* **AIM**: Make an exact copy of the entries below.

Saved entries

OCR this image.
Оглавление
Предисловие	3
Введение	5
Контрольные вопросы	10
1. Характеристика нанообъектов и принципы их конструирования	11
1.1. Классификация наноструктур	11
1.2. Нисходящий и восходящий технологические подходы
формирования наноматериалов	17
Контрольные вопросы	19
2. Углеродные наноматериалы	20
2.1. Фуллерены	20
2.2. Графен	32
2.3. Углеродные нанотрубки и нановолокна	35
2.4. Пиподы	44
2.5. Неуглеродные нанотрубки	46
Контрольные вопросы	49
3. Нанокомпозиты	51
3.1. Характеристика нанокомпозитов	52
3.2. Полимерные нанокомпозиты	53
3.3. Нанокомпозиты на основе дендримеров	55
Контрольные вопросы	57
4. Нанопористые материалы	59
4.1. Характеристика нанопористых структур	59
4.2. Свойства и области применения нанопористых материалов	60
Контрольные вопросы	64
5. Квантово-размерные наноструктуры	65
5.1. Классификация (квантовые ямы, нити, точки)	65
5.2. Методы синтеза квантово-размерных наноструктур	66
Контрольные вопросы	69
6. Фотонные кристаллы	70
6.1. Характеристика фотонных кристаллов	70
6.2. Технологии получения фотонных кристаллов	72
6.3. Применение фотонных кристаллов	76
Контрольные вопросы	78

* **ANSWER FOR THIS EXERCISE**:
OCR this image.
Оглавление
Предисловие	3
Введение	5
Контрольные вопросы	10
1. Характеристика нанообъектов и принципы их конструирования	11
1.1. Классификация наноструктур	11
1.2. Нисходящий и восходящий технологические подходы
формирования наноматериалов	17
Контрольные вопросы	19
2. Углеродные наноматериалы	20
2.1. Фуллерены	20
2.2. Графен	32
2.3. Углеродные нанотрубки и нановолокна	35
2.4. Пиподы	44
2.5. Неуглеродные нанотрубки	46
Контрольные вопросы	49
3. Нанокомпозиты	51
3.1. Характеристика нанокомпозитов	52
3.2. Полимерные нанокомпозиты	53
3.3. Нанокомпозиты на основе дендримеров	55
Контрольные вопросы	57
4. Нанопористые материалы	59
4.1. Характеристика нанопористых структур	59
4.2. Свойства и области применения нанопористых материалов	60
Контрольные вопросы	64
5. Квантово-размерные наноструктуры	65
5.1. Классификация (квантовые ямы, нити, точки)	65
5.2. Методы синтеза квантово-размерных наноструктур	66
Контрольные вопросы	69
6. Фотонные кристаллы	70
6.1. Характеристика фотонных кристаллов	70
6.2. Технологии получения фотонных кристаллов	72
6.3. Применение фотонных кристаллов	76
Контрольные вопросы	78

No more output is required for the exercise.